> What is required
Reproduce the entries word for word, and omit any picture you find in them.

> Records supplied
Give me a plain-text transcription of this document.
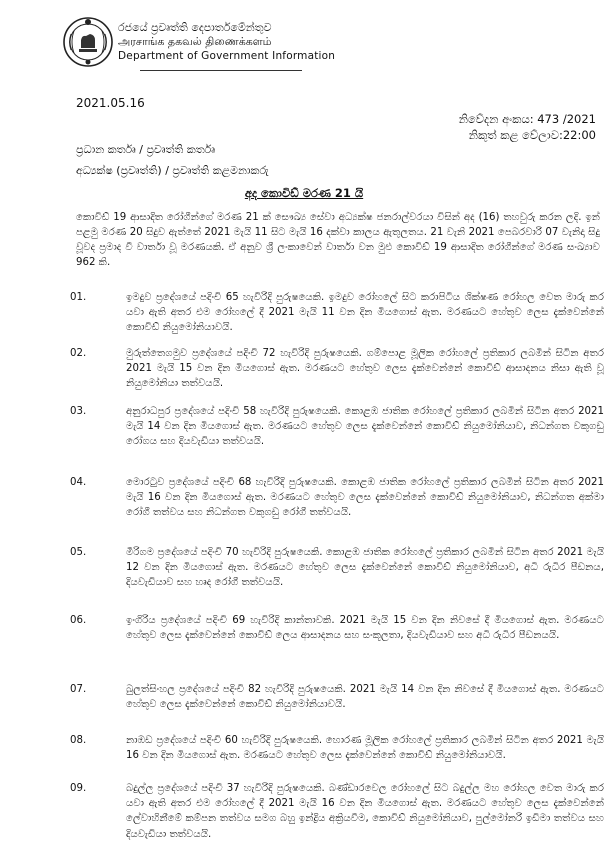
රජයේ ප්‍රවෘත්ති දෙපාර්තමේන්තුව
அரசாங்க தகவல் திணைக்களம்
Department of Government Information
2021.05.16
නිවේදන අංකය: 473 /2021
නිකුත් කළ වේලාව:22:00
ප්‍රධාන කර්තෘ / ප්‍රවෘත්ති කර්තෘ
අධ්‍යක්ෂ (ප්‍රවෘත්ති) / ප්‍රවෘත්ති කළමනාකරු
අද කොවිඩ් මරණ 21 යි
කොවිඩ් 19 ආසාදිත රෝගීන්ගේ මරණ 21 ක් සෞඛ්‍ය සේවා අධ්‍යක්ෂ ජනරාල්වරයා විසින් අද (16) තහවුරු කරන ලදි. ඉන් පළමු මරණ 20 සිදුව ඇත්තේ 2021 මැයි 11 සිට මැයි 16 දක්වා කාලය ඇතුලතය. 21 වැනි 2021 පෙබරවාරි 07 වැනිදා සිදු වූවද ප්‍රමාද වී වාර්තා වූ මරණයකි. ඒ අනුව ශ්‍රී ලංකාවෙන් වාර්තා වන මුළු කොවිඩ් 19 ආසාදිත රෝගීන්ගේ මරණ සංඛ්‍යාව 962 කි.
01.	ඉමදුව ප්‍රදේශයේ පදිංචි 65 හැවිරිදි පුරුෂයෙකි. ඉමදුව රෝහලේ සිට කරාපිටිය ශික්ෂණ රෝහල වෙත මාරු කර යවා ඇති අතර එම රෝහලේ දී 2021 මැයි 11 වන දින මියගොස් ඇත. මරණයට හේතුව ලෙස දැක්වෙන්නේ කොවිඩ් නියුමෝනියාවයි.
02.	මුරුත්තෙගමුව ප්‍රදේශයේ පදිංචි 72 හැවිරිදි පුරුෂයෙකි. ගම්පොළ මූලික රෝහලේ ප්‍රතිකාර ලබමින් සිටින අතර 2021 මැයි 15 වන දින මියගොස් ඇත. මරණයට හේතුව ලෙස දැක්වෙන්නේ කොවිඩ් ආසාදනය නිසා ඇති වූ නියුමෝනියා තත්වයයි.
03.	අනුරාධපුර ප්‍රදේශයේ පදිංචි 58 හැවිරිදි පුරුෂයෙකි. කොළඹ ජාතික රෝහලේ ප්‍රතිකාර ලබමින් සිටින අතර 2021 මැයි 14 වන දින මියගොස් ඇත. මරණයට හේතුව ලෙස දැක්වෙන්නේ කොවිඩ් නියුමෝනියාව, නිධන්ගත වකුගඩු රෝගය සහ දියවැඩියා තත්වයයි.
04.	මොරටුව ප්‍රදේශයේ පදිංචි 68 හැවිරිදි පුරුෂයෙකි. කොළඹ ජාතික රෝහලේ ප්‍රතිකාර ලබමින් සිටින අතර 2021 මැයි 16 වන දින මියගොස් ඇත. මරණයට හේතුව ලෙස දැක්වෙන්නේ කොවිඩ් නියුමෝනියාව, නිධන්ගත අක්මා රෝගී තත්වය සහ නිධන්ගත වකුගඩු රෝගී තත්වයයි.
05.	මීරිගම ප්‍රදේශයේ පදිංචි 70 හැවිරිදි පුරුෂයෙකි. කොළඹ ජාතික රෝහලේ ප්‍රතිකාර ලබමින් සිටින අතර 2021 මැයි 12 වන දින මියගොස් ඇත. මරණයට හේතුව ලෙස දැක්වෙන්නේ කොවිඩ් නියුමෝනියාව, අධි රුධිර පීඩනය, දියවැඩියාව සහ හෘද රෝගී තත්වයයි.
06.	ඉංගිරිය ප්‍රදේශයේ පදිංචි 69 හැවිරිදි කාන්තාවකි. 2021 මැයි 15 වන දින නිවසේ දී මියගොස් ඇත. මරණයට හේතුව ලෙස දැක්වෙන්නේ කොවිඩ් ලෙය ආසාදනය සහ සංකූලතා, දියවැඩියාව සහ අධි රුධිර පීඩනයයි.
07.	බුලත්සිංහල ප්‍රදේශයේ පදිංචි 82 හැවිරිදි පුරුෂයෙකි. 2021 මැයි 14 වන දින නිවසේ දී මියගොස් ඇත. මරණයට හේතුව ලෙස දැක්වෙන්නේ කොවිඩ් නියුමෝනියාවයි.
08.	නාඹඩ ප්‍රදේශයේ පදිංචි 60 හැවිරිදි පුරුෂයෙකි. හොරණ මූලික රෝහලේ ප්‍රතිකාර ලබමින් සිටින අතර 2021 මැයි 16 වන දින මියගොස් ඇත. මරණයට හේතුව ලෙස දැක්වෙන්නේ කොවිඩ් නියුමෝනියාවයි.
09.	බදුල්ල ප්‍රදේශයේ පදිංචි 37 හැවිරිදි පුරුෂයෙකි. බණ්ඩාරවෙල රෝහලේ සිට බදුල්ල මහ රෝහල වෙත මාරු කර යවා ඇති අතර එම රෝහලේ දී 2021 මැයි 16 වන දින මියගොස් ඇත. මරණයට හේතුව ලෙස දැක්වෙන්නේ ලේවාහිනීමේ කම්පන තත්වය සමග බහු ඉන්ද්‍රිය අක්‍රියවීම, කොවිඩ් නියුමෝනියාව, පුල්මෝනරි ඉඩිමා තත්වය සහ දියවැඩියා තත්වයයි.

> Task answer
Give me a plain-text transcription of this document.
රජයේ ප්‍රවෘත්ති දෙපාර්තමේන්තුව
அரசாங்க தகவல் திணைக்களம்
Department of Government Information
2021.05.16
නිවේදන අංකය: 473 /2021
නිකුත් කළ වේලාව:22:00
ප්‍රධාන කර්තෘ / ප්‍රවෘත්ති කර්තෘ
අධ්‍යක්ෂ (ප්‍රවෘත්ති) / ප්‍රවෘත්ති කළමනාකරු
අද කොවිඩ් මරණ 21 යි
කොවිඩ් 19 ආසාදිත රෝගීන්ගේ මරණ 21 ක් සෞඛ්‍ය සේවා අධ්‍යක්ෂ ජනරාල්වරයා විසින් අද (16) තහවුරු කරන ලදි. ඉන් පළමු මරණ 20 සිදුව ඇත්තේ 2021 මැයි 11 සිට මැයි 16 දක්වා කාලය ඇතුලතය. 21 වැනි 2021 පෙබරවාරි 07 වැනිදා සිදු වූවද ප්‍රමාද වී වාර්තා වූ මරණයකි. ඒ අනුව ශ්‍රී ලංකාවෙන් වාර්තා වන මුළු කොවිඩ් 19 ආසාදිත රෝගීන්ගේ මරණ සංඛ්‍යාව 962 කි.
01.	ඉමදුව ප්‍රදේශයේ පදිංචි 65 හැවිරිදි පුරුෂයෙකි. ඉමදුව රෝහලේ සිට කරාපිටිය ශික්ෂණ රෝහල වෙත මාරු කර යවා ඇති අතර එම රෝහලේ දී 2021 මැයි 11 වන දින මියගොස් ඇත. මරණයට හේතුව ලෙස දැක්වෙන්නේ කොවිඩ් නියුමෝනියාවයි.
02.	මුරුත්තෙගමුව ප්‍රදේශයේ පදිංචි 72 හැවිරිදි පුරුෂයෙකි. ගම්පොළ මූලික රෝහලේ ප්‍රතිකාර ලබමින් සිටින අතර 2021 මැයි 15 වන දින මියගොස් ඇත. මරණයට හේතුව ලෙස දැක්වෙන්නේ කොවිඩ් ආසාදනය නිසා ඇති වූ නියුමෝනියා තත්වයයි.
03.	අනුරාධපුර ප්‍රදේශයේ පදිංචි 58 හැවිරිදි පුරුෂයෙකි. කොළඹ ජාතික රෝහලේ ප්‍රතිකාර ලබමින් සිටින අතර 2021 මැයි 14 වන දින මියගොස් ඇත. මරණයට හේතුව ලෙස දැක්වෙන්නේ කොවිඩ් නියුමෝනියාව, නිධන්ගත වකුගඩු රෝගය සහ දියවැඩියා තත්වයයි.
04.	මොරටුව ප්‍රදේශයේ පදිංචි 68 හැවිරිදි පුරුෂයෙකි. කොළඹ ජාතික රෝහලේ ප්‍රතිකාර ලබමින් සිටින අතර 2021 මැයි 16 වන දින මියගොස් ඇත. මරණයට හේතුව ලෙස දැක්වෙන්නේ කොවිඩ් නියුමෝනියාව, නිධන්ගත අක්මා රෝගී තත්වය සහ නිධන්ගත වකුගඩු රෝගී තත්වයයි.
05.	මීරිගම ප්‍රදේශයේ පදිංචි 70 හැවිරිදි පුරුෂයෙකි. කොළඹ ජාතික රෝහලේ ප්‍රතිකාර ලබමින් සිටින අතර 2021 මැයි 12 වන දින මියගොස් ඇත. මරණයට හේතුව ලෙස දැක්වෙන්නේ කොවිඩ් නියුමෝනියාව, අධි රුධිර පීඩනය, දියවැඩියාව සහ හෘද රෝගී තත්වයයි.
06.	ඉංගිරිය ප්‍රදේශයේ පදිංචි 69 හැවිරිදි කාන්තාවකි. 2021 මැයි 15 වන දින නිවසේ දී මියගොස් ඇත. මරණයට හේතුව ලෙස දැක්වෙන්නේ කොවිඩ් ලෙය ආසාදනය සහ සංකූලතා, දියවැඩියාව සහ අධි රුධිර පීඩනයයි.
07.	බුලත්සිංහල ප්‍රදේශයේ පදිංචි 82 හැවිරිදි පුරුෂයෙකි. 2021 මැයි 14 වන දින නිවසේ දී මියගොස් ඇත. මරණයට හේතුව ලෙස දැක්වෙන්නේ කොවිඩ් නියුමෝනියාවයි.
08.	නාඹඩ ප්‍රදේශයේ පදිංචි 60 හැවිරිදි පුරුෂයෙකි. හොරණ මූලික රෝහලේ ප්‍රතිකාර ලබමින් සිටින අතර 2021 මැයි 16 වන දින මියගොස් ඇත. මරණයට හේතුව ලෙස දැක්වෙන්නේ කොවිඩ් නියුමෝනියාවයි.
09.	බදුල්ල ප්‍රදේශයේ පදිංචි 37 හැවිරිදි පුරුෂයෙකි. බණ්ඩාරවෙල රෝහලේ සිට බදුල්ල මහ රෝහල වෙත මාරු කර යවා ඇති අතර එම රෝහලේ දී 2021 මැයි 16 වන දින මියගොස් ඇත. මරණයට හේතුව ලෙස දැක්වෙන්නේ ලේවාහිනීමේ කම්පන තත්වය සමග බහු ඉන්ද්‍රිය අක්‍රියවීම, කොවිඩ් නියුමෝනියාව, පුල්මෝනරි ඉඩිමා තත්වය සහ දියවැඩියා තත්වයයි.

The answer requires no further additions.